* [SHORT TASK] Collect every line that includes the string "вытекает".

* [SUPPLIED INFORMATION]
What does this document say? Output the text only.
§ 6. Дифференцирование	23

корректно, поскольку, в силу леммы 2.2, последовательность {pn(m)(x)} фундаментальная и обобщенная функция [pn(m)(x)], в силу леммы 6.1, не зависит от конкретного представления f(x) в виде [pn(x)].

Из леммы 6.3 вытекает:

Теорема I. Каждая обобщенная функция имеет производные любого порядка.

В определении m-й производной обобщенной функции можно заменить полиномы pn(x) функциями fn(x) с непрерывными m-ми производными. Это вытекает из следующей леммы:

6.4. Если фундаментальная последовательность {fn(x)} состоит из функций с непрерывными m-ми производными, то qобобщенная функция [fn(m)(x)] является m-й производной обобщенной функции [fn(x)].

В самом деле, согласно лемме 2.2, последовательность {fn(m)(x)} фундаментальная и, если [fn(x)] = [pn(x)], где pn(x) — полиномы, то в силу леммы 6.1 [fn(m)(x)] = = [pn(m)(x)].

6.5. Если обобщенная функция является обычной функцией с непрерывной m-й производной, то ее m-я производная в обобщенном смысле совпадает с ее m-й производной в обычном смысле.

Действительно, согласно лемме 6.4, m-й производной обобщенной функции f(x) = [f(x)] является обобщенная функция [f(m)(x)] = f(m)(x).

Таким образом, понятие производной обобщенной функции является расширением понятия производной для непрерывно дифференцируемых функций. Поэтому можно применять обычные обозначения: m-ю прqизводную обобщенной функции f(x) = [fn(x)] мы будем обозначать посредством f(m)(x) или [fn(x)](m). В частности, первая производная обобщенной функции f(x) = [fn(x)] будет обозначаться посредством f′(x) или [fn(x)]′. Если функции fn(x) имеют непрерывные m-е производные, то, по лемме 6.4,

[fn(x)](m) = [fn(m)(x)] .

* * *

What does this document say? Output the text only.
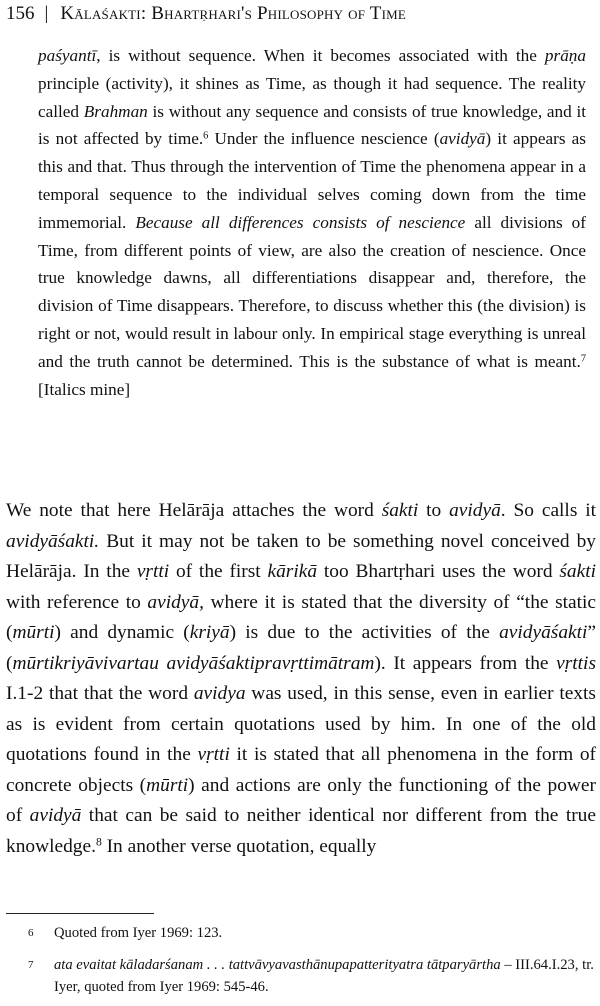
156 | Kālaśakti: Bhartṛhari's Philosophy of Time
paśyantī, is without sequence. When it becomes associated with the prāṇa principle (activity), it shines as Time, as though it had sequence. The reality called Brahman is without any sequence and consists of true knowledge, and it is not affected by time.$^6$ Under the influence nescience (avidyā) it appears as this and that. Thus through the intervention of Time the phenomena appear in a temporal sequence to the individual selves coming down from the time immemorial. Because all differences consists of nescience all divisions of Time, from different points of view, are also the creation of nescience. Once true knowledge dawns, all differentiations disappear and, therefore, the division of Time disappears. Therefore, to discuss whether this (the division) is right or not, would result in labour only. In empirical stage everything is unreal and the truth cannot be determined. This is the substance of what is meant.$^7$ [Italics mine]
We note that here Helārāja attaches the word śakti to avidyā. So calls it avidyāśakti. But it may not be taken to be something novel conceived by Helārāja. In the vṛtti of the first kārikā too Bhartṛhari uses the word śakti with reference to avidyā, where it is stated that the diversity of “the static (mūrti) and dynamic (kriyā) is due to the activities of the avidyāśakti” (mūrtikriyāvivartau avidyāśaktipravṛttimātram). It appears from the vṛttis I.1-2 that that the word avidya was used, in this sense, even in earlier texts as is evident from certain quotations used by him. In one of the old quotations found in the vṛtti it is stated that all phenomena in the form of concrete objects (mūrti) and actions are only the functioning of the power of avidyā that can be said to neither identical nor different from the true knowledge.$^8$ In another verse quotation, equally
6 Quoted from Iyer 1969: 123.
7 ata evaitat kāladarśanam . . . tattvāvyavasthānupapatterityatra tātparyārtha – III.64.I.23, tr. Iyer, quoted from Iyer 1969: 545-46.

* [ANSWER TO THE EXERCISE]
Из леммы 6.3 вытекает:
В определении m-й производной обобщенной функции можно заменить полиномы pn(x) функциями fn(x) с непрерывными m-ми производными. Это вытекает из следующей леммы:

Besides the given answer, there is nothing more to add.